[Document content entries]
.....
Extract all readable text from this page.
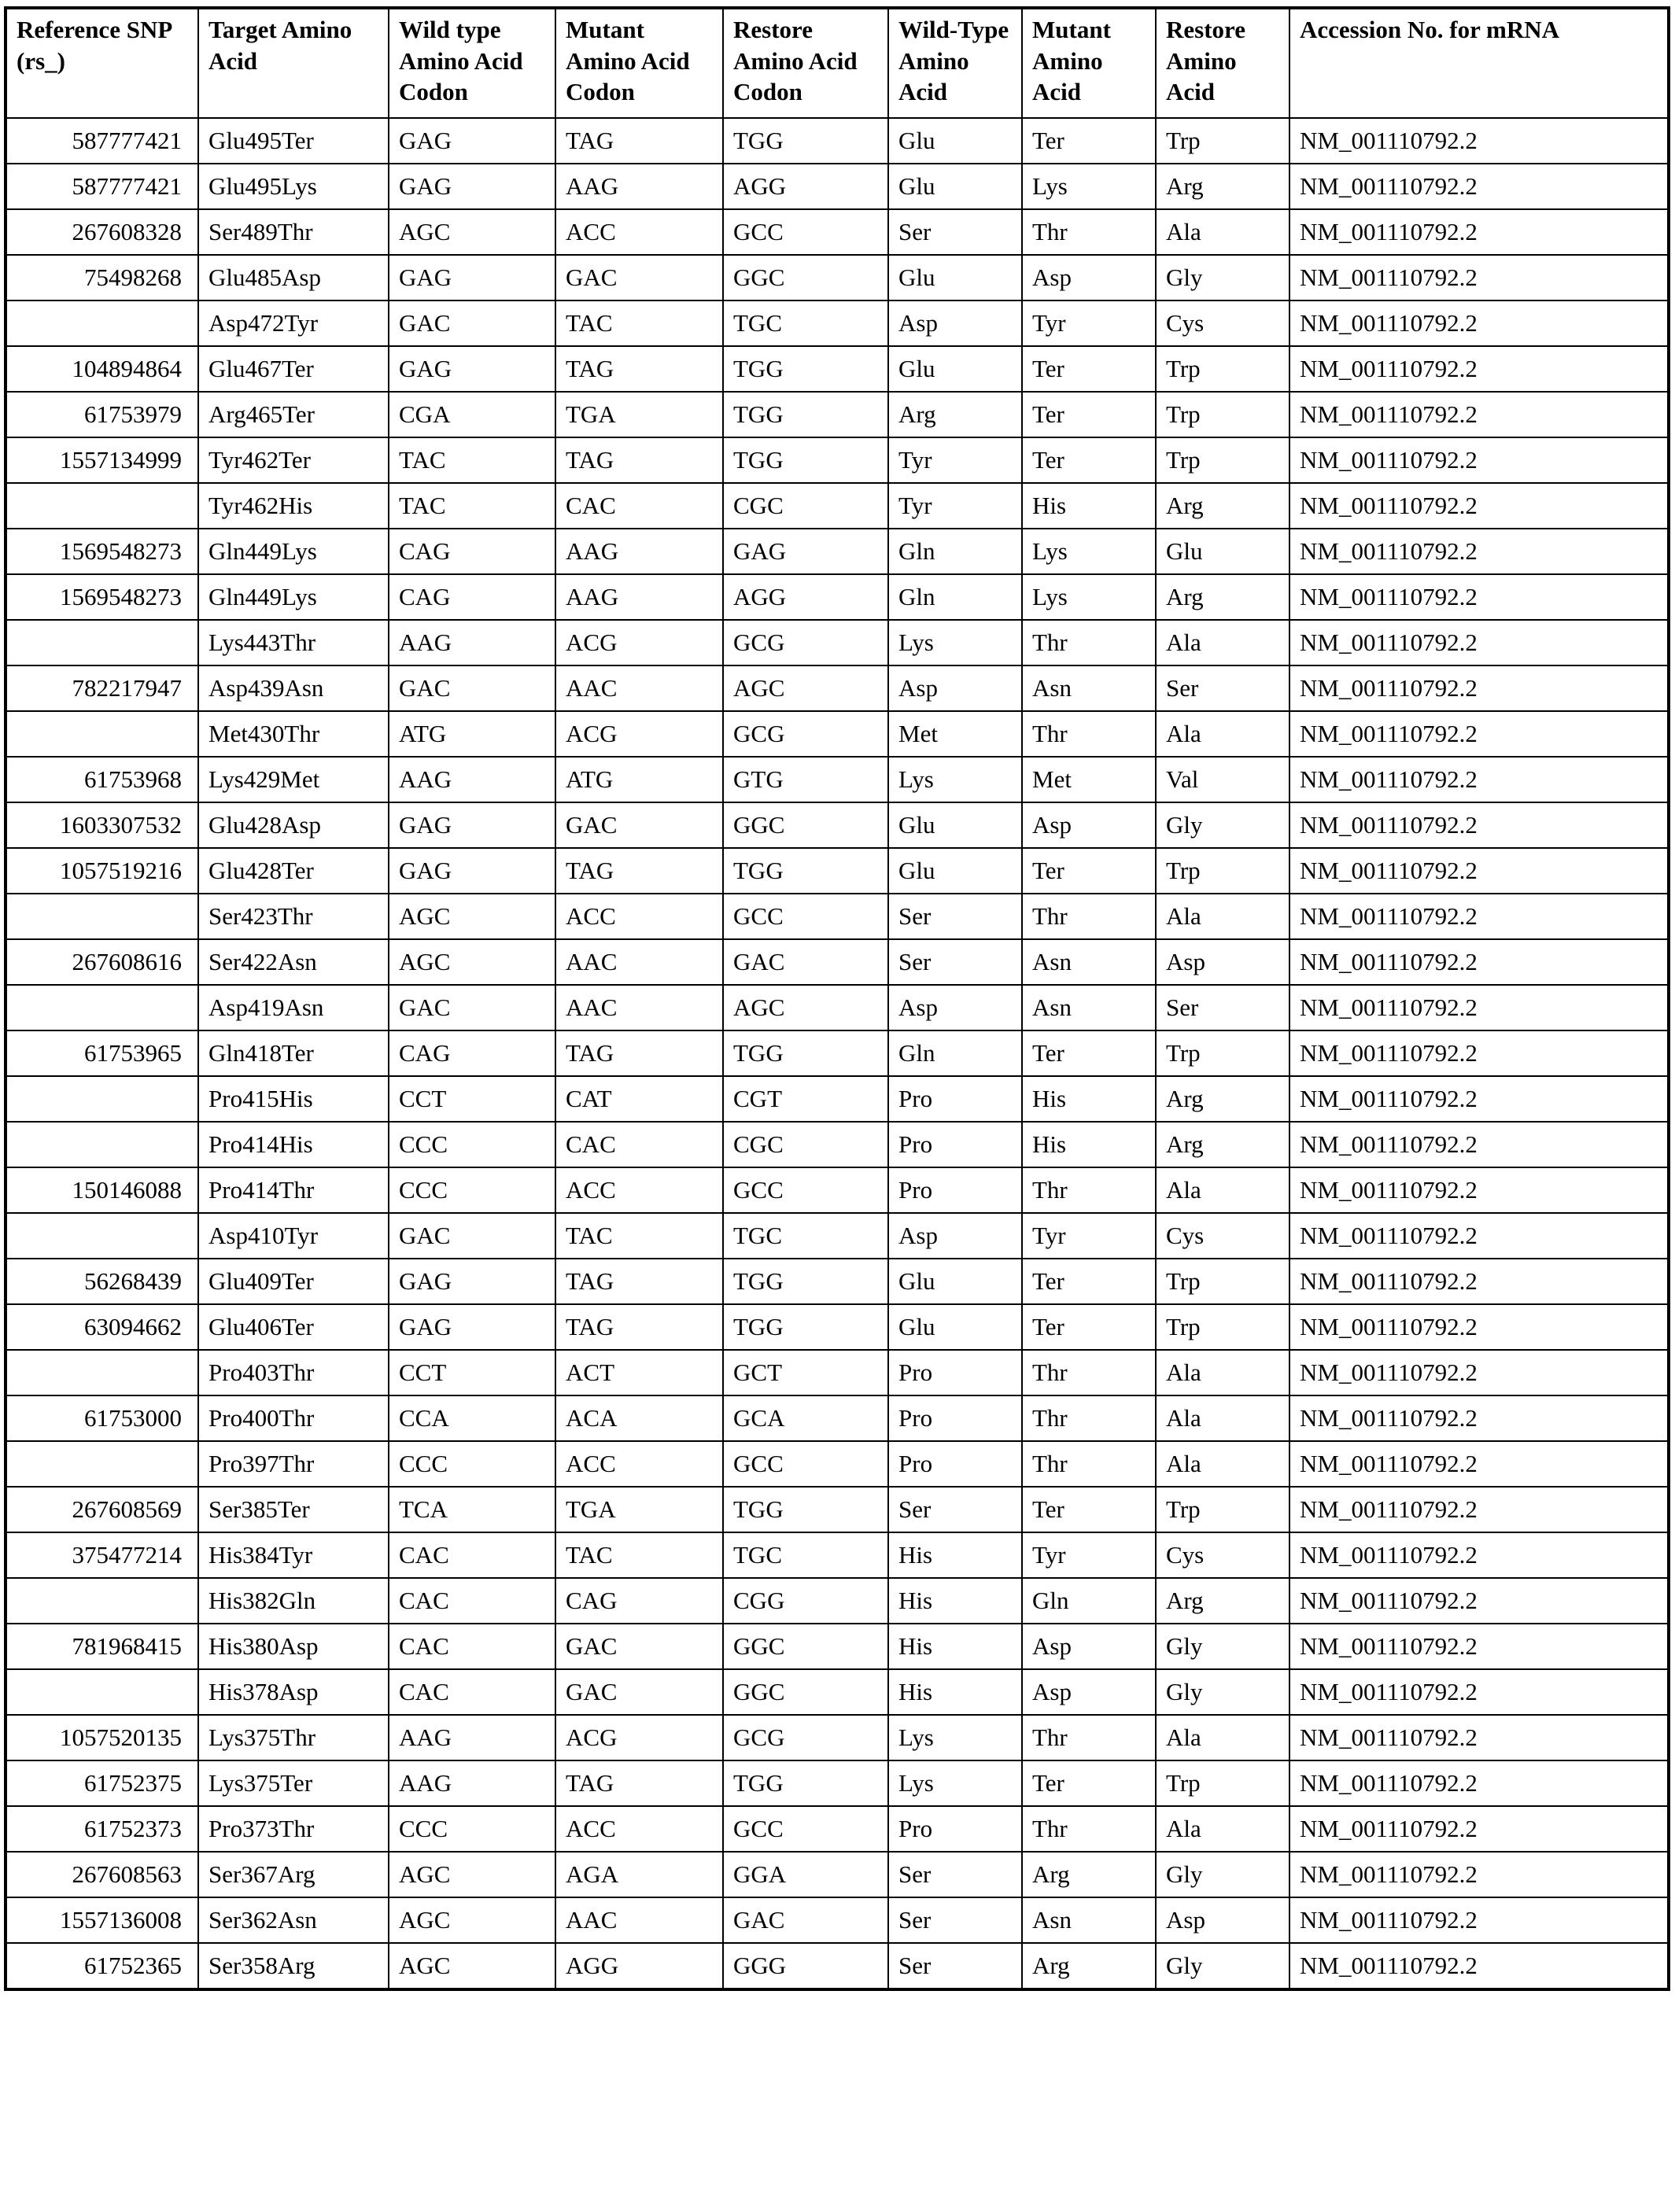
Reference SNP (rs_)	Target Amino Acid	Wild type Amino Acid Codon	Mutant Amino Acid Codon	Restore Amino Acid Codon	Wild-Type Amino Acid	Mutant Amino Acid	Restore Amino Acid	Accession No. for mRNA
587777421	Glu495Ter	GAG	TAG	TGG	Glu	Ter	Trp	NM_001110792.2
587777421	Glu495Lys	GAG	AAG	AGG	Glu	Lys	Arg	NM_001110792.2
267608328	Ser489Thr	AGC	ACC	GCC	Ser	Thr	Ala	NM_001110792.2
75498268	Glu485Asp	GAG	GAC	GGC	Glu	Asp	Gly	NM_001110792.2
	Asp472Tyr	GAC	TAC	TGC	Asp	Tyr	Cys	NM_001110792.2
104894864	Glu467Ter	GAG	TAG	TGG	Glu	Ter	Trp	NM_001110792.2
61753979	Arg465Ter	CGA	TGA	TGG	Arg	Ter	Trp	NM_001110792.2
1557134999	Tyr462Ter	TAC	TAG	TGG	Tyr	Ter	Trp	NM_001110792.2
	Tyr462His	TAC	CAC	CGC	Tyr	His	Arg	NM_001110792.2
1569548273	Gln449Lys	CAG	AAG	GAG	Gln	Lys	Glu	NM_001110792.2
1569548273	Gln449Lys	CAG	AAG	AGG	Gln	Lys	Arg	NM_001110792.2
	Lys443Thr	AAG	ACG	GCG	Lys	Thr	Ala	NM_001110792.2
782217947	Asp439Asn	GAC	AAC	AGC	Asp	Asn	Ser	NM_001110792.2
	Met430Thr	ATG	ACG	GCG	Met	Thr	Ala	NM_001110792.2
61753968	Lys429Met	AAG	ATG	GTG	Lys	Met	Val	NM_001110792.2
1603307532	Glu428Asp	GAG	GAC	GGC	Glu	Asp	Gly	NM_001110792.2
1057519216	Glu428Ter	GAG	TAG	TGG	Glu	Ter	Trp	NM_001110792.2
	Ser423Thr	AGC	ACC	GCC	Ser	Thr	Ala	NM_001110792.2
267608616	Ser422Asn	AGC	AAC	GAC	Ser	Asn	Asp	NM_001110792.2
	Asp419Asn	GAC	AAC	AGC	Asp	Asn	Ser	NM_001110792.2
61753965	Gln418Ter	CAG	TAG	TGG	Gln	Ter	Trp	NM_001110792.2
	Pro415His	CCT	CAT	CGT	Pro	His	Arg	NM_001110792.2
	Pro414His	CCC	CAC	CGC	Pro	His	Arg	NM_001110792.2
150146088	Pro414Thr	CCC	ACC	GCC	Pro	Thr	Ala	NM_001110792.2
	Asp410Tyr	GAC	TAC	TGC	Asp	Tyr	Cys	NM_001110792.2
56268439	Glu409Ter	GAG	TAG	TGG	Glu	Ter	Trp	NM_001110792.2
63094662	Glu406Ter	GAG	TAG	TGG	Glu	Ter	Trp	NM_001110792.2
	Pro403Thr	CCT	ACT	GCT	Pro	Thr	Ala	NM_001110792.2
61753000	Pro400Thr	CCA	ACA	GCA	Pro	Thr	Ala	NM_001110792.2
	Pro397Thr	CCC	ACC	GCC	Pro	Thr	Ala	NM_001110792.2
267608569	Ser385Ter	TCA	TGA	TGG	Ser	Ter	Trp	NM_001110792.2
375477214	His384Tyr	CAC	TAC	TGC	His	Tyr	Cys	NM_001110792.2
	His382Gln	CAC	CAG	CGG	His	Gln	Arg	NM_001110792.2
781968415	His380Asp	CAC	GAC	GGC	His	Asp	Gly	NM_001110792.2
	His378Asp	CAC	GAC	GGC	His	Asp	Gly	NM_001110792.2
1057520135	Lys375Thr	AAG	ACG	GCG	Lys	Thr	Ala	NM_001110792.2
61752375	Lys375Ter	AAG	TAG	TGG	Lys	Ter	Trp	NM_001110792.2
61752373	Pro373Thr	CCC	ACC	GCC	Pro	Thr	Ala	NM_001110792.2
267608563	Ser367Arg	AGC	AGA	GGA	Ser	Arg	Gly	NM_001110792.2
1557136008	Ser362Asn	AGC	AAC	GAC	Ser	Asn	Asp	NM_001110792.2
61752365	Ser358Arg	AGC	AGG	GGG	Ser	Arg	Gly	NM_001110792.2
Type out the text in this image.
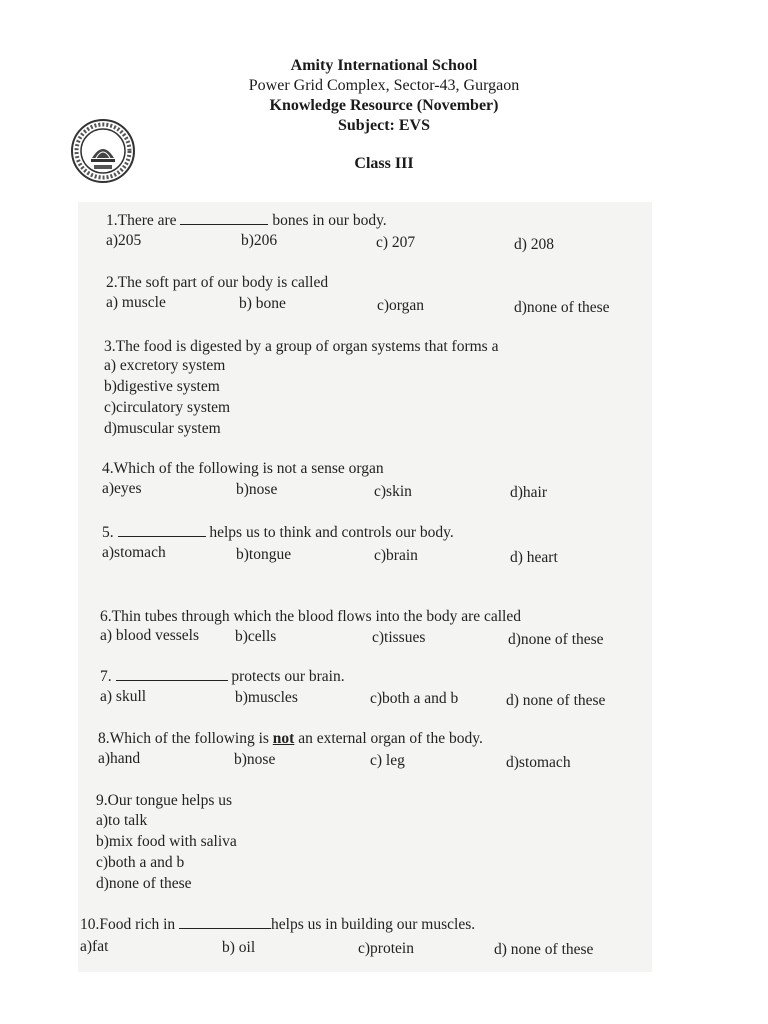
Amity International School
Power Grid Complex, Sector-43, Gurgaon
Knowledge Resource (November)
Subject: EVS
Class III
1.There are	bones in our body.
a)205	b)206	c) 207	d) 208
2.The soft part of our body is called
a) muscle	b) bone	c)organ	d)none of these
3.The food is digested by a group of organ systems that forms a
a) excretory system
b)digestive system
c)circulatory system
d)muscular system
4.Which of the following is not a sense organ
a)eyes	b)nose	c)skin	d)hair
5.	helps us to think and controls our body.
a)stomach	b)tongue	c)brain	d) heart
6.Thin tubes through which the blood flows into the body are called
a) blood vessels b)cells	c)tissues	d)none of these
7.	protects our brain.
a) skull	b)muscles	c)both a and b	d) none of these
8.Which of the following is not an external organ of the body.
a)hand	b)nose	c) leg	d)stomach
9.Our tongue helps us
a)to talk
b)mix food with saliva
c)both a and b
d)none of these
10.Food rich in	helps us in building our muscles.
a)fat	b) oil	c)protein	d) none of these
.....
[Brief] Copy out every line from the data above that has "brain" in it.

[Output for this task]
a)stomach	b)tongue	c)brain	d) heart
7.	protects our brain.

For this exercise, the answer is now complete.